__Required task__
Search the entries below. Return every line that has "ECMWF" in it.

__Data listing__
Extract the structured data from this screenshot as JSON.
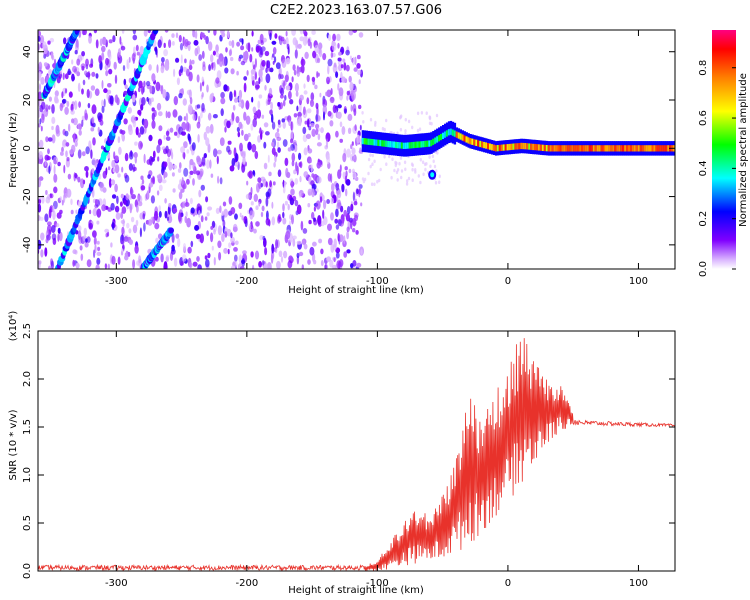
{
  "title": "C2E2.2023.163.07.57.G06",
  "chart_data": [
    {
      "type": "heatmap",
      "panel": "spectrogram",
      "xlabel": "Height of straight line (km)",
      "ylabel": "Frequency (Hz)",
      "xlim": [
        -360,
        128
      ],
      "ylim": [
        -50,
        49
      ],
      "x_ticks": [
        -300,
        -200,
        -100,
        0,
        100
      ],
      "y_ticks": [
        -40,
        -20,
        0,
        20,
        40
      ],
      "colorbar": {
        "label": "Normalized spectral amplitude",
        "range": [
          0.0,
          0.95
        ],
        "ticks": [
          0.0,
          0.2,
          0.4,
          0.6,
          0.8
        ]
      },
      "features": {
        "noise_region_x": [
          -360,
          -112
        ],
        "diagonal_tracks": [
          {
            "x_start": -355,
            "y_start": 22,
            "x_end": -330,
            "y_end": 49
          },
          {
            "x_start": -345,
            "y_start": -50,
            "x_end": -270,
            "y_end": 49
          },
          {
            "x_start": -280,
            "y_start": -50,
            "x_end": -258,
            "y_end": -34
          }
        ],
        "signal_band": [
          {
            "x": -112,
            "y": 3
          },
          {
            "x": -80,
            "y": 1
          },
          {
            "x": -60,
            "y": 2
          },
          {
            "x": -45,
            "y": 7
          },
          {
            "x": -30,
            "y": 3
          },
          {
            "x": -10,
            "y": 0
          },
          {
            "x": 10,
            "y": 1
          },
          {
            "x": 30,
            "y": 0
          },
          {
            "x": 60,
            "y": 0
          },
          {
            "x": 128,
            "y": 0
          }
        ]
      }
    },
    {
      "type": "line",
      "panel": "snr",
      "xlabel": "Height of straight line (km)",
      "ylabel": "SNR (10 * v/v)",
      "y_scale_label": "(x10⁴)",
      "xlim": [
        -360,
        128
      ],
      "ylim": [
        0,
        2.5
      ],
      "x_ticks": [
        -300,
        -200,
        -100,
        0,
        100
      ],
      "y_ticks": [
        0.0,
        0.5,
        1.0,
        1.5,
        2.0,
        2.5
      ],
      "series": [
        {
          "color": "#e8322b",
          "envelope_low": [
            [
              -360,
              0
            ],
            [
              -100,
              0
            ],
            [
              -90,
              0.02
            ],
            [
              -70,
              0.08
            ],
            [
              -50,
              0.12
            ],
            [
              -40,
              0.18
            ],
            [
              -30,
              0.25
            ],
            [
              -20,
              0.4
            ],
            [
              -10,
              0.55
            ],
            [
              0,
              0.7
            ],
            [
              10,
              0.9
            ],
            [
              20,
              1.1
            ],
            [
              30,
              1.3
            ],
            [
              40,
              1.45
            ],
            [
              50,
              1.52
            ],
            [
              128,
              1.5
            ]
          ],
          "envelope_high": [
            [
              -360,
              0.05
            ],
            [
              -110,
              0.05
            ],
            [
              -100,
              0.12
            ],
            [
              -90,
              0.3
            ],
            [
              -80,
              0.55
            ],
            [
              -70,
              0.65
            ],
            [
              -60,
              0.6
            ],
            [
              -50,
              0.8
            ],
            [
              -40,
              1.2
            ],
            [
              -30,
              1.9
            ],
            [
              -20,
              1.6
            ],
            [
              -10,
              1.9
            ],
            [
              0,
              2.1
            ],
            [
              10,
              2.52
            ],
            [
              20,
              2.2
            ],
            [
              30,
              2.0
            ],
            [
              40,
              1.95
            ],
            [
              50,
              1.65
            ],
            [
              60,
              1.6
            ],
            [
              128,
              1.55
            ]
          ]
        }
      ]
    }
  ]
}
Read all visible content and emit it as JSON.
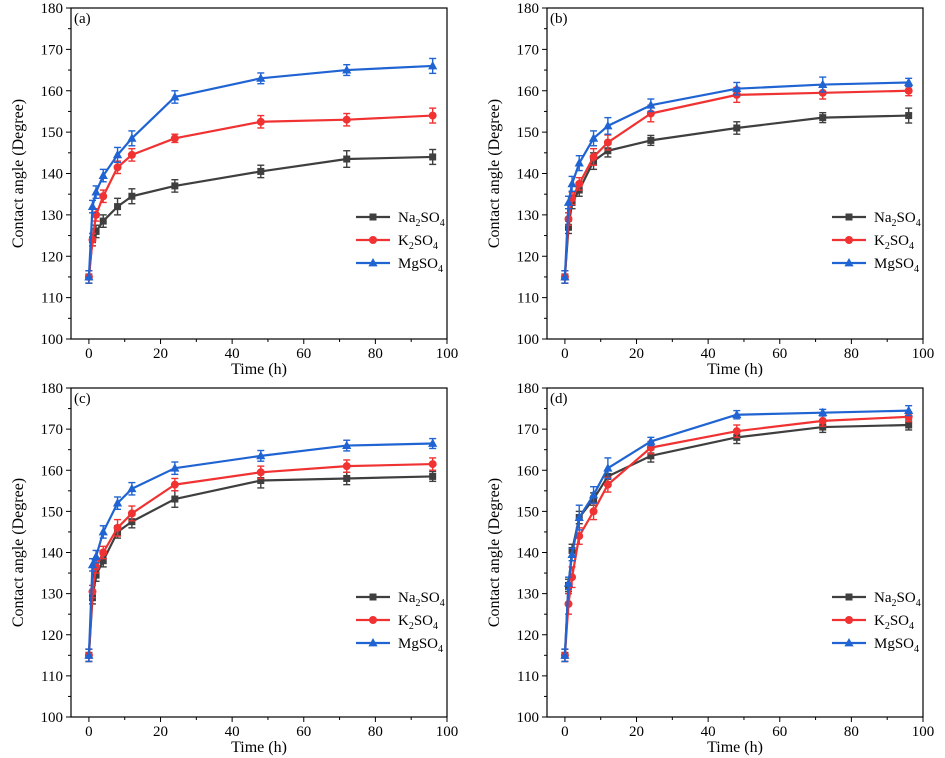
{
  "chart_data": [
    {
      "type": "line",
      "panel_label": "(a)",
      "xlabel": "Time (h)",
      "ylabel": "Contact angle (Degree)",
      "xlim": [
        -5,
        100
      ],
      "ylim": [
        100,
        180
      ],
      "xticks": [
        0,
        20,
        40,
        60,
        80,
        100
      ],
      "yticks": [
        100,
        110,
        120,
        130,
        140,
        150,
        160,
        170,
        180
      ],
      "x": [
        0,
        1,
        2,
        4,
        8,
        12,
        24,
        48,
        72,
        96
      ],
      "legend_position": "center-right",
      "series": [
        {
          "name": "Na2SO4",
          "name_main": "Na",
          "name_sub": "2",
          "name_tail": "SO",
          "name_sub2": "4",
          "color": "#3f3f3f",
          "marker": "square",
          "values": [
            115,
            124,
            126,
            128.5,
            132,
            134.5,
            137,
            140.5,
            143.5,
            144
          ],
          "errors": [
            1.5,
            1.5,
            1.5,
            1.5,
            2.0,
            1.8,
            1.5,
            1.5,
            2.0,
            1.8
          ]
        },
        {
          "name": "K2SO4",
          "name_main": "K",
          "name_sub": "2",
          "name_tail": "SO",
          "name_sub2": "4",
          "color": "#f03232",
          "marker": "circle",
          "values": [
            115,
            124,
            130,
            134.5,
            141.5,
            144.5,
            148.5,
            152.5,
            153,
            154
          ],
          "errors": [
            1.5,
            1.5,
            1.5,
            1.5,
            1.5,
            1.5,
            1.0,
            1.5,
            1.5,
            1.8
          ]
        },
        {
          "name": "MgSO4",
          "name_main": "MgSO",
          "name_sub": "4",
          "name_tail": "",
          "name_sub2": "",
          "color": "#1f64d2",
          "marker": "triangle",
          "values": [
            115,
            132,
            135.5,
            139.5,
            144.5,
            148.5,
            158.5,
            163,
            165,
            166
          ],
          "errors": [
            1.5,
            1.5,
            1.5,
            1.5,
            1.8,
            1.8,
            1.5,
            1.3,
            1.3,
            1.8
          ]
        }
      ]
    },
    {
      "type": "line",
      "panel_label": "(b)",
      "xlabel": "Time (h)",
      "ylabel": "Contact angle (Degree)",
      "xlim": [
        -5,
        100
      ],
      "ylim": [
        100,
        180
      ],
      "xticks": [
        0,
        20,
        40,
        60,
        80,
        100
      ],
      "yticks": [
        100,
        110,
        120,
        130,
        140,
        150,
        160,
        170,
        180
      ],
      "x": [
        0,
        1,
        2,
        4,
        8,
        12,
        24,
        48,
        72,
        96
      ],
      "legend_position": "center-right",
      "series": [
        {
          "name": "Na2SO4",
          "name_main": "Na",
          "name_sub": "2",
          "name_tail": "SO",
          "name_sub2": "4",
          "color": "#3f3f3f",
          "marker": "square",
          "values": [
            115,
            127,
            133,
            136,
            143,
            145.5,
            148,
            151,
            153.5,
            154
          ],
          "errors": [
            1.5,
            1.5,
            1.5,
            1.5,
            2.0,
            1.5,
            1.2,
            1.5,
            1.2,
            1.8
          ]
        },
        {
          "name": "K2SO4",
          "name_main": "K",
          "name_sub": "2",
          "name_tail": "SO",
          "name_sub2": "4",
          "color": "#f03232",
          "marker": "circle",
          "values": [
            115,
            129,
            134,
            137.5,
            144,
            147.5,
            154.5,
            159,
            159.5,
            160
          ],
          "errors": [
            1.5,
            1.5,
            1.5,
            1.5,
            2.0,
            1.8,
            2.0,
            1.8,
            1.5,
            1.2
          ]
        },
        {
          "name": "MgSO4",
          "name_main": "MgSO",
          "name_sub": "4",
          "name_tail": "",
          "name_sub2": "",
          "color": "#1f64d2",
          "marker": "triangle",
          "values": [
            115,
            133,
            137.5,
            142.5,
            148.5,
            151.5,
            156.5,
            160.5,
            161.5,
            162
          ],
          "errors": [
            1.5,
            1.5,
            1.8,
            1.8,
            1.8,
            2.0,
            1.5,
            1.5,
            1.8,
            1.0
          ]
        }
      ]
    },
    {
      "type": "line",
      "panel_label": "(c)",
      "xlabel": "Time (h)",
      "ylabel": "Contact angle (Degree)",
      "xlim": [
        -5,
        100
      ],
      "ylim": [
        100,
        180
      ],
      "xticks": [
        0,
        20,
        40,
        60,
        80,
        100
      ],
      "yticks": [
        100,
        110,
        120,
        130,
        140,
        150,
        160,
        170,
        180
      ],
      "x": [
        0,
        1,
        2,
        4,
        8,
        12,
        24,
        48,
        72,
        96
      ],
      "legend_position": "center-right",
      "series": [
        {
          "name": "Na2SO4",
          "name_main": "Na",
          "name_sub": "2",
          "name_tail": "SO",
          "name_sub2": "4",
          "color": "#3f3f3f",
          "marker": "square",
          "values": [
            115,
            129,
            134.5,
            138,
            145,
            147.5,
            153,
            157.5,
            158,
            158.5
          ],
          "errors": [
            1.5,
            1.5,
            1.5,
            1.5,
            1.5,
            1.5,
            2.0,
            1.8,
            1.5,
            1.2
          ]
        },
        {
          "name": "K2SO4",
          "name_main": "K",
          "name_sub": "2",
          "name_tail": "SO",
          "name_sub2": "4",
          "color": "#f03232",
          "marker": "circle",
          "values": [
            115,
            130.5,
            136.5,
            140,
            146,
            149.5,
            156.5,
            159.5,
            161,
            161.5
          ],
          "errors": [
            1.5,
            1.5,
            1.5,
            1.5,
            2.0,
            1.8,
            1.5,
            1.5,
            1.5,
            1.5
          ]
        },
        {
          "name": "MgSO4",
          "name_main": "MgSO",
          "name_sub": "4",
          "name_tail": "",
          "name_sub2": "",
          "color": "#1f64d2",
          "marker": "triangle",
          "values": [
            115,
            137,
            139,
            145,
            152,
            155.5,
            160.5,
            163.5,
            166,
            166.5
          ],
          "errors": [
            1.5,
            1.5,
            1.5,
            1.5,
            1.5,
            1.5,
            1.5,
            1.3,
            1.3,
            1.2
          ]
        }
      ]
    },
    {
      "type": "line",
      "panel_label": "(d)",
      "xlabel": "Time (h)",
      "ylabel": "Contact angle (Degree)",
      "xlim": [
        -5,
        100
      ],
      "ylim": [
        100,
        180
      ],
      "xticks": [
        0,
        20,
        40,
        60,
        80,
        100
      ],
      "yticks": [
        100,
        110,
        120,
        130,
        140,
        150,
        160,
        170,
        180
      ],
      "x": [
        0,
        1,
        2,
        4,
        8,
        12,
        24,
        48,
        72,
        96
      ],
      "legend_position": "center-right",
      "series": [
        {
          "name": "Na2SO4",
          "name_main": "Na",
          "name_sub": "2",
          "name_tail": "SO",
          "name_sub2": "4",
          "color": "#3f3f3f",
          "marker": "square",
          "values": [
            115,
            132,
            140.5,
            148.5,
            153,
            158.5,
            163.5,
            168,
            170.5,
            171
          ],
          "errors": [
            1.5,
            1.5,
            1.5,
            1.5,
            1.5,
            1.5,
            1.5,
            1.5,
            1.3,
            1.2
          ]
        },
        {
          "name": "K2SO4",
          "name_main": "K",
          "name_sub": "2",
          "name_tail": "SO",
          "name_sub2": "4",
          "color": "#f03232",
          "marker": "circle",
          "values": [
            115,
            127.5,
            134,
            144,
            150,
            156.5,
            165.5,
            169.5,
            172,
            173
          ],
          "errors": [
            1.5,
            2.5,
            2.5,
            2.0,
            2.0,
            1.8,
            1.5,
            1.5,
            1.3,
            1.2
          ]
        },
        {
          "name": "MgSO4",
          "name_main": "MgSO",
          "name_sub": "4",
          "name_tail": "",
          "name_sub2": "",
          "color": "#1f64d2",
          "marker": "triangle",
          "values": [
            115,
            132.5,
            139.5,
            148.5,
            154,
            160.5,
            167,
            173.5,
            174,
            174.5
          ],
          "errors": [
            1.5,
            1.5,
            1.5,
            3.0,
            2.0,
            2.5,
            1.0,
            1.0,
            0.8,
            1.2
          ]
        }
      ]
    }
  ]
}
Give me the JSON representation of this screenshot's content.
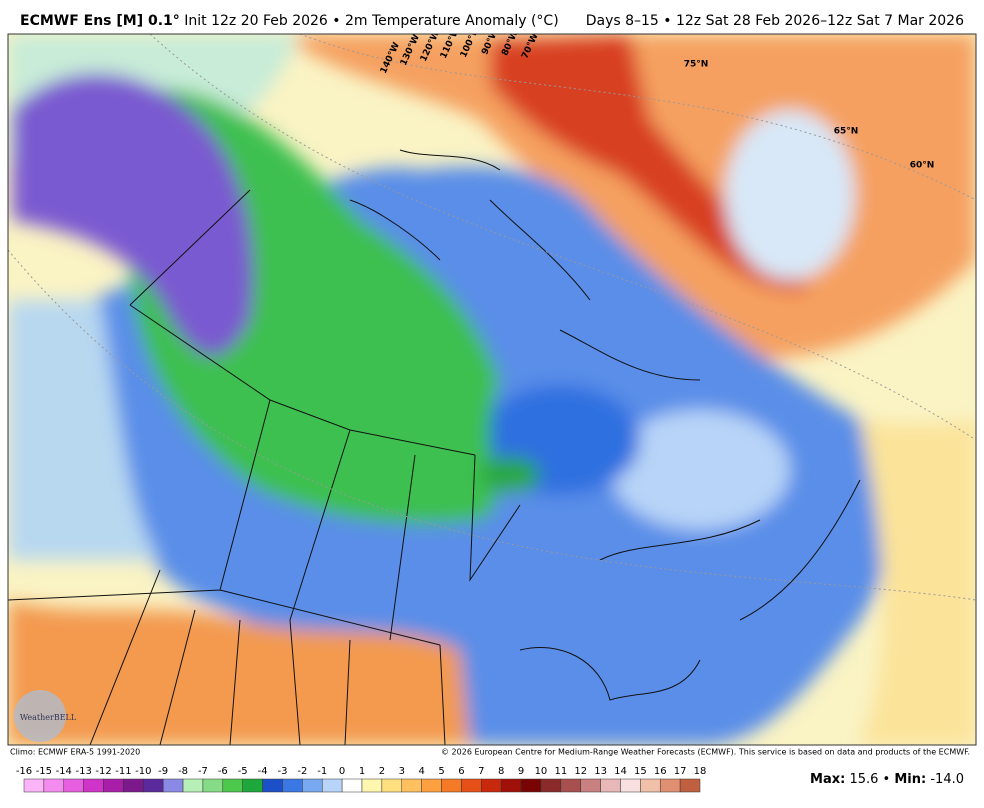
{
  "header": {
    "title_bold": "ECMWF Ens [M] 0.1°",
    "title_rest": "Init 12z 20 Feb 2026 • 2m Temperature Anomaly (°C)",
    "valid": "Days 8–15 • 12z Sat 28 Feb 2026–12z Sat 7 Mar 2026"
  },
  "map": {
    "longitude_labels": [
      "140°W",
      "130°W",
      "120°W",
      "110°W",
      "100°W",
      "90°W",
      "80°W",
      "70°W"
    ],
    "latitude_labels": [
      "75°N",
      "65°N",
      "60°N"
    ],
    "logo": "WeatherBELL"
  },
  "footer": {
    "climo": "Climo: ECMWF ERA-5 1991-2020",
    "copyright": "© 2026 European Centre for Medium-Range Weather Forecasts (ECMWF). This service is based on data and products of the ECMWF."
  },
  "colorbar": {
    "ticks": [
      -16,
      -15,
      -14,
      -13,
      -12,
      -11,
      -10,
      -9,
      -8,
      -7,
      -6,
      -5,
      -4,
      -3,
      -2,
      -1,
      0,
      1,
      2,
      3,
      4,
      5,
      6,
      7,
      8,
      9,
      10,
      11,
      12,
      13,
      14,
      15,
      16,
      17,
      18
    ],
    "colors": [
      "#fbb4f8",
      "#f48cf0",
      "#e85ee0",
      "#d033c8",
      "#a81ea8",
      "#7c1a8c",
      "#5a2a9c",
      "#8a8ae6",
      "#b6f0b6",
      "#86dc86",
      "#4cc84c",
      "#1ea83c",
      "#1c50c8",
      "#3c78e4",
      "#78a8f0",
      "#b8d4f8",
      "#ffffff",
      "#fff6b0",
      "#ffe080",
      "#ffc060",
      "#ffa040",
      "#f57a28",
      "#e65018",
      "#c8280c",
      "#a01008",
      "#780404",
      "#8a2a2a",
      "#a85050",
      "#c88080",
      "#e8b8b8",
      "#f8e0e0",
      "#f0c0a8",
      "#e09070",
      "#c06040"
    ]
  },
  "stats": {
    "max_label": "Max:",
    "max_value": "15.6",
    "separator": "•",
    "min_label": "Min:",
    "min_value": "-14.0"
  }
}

__Expected answer__
    "title_bold": "ECMWF Ens [M] 0.1°",
    "climo": "Climo: ECMWF ERA-5 1991-2020",
    "copyright": "© 2026 European Centre for Medium-Range Weather Forecasts (ECMWF). This service is based on data and products of the ECMWF."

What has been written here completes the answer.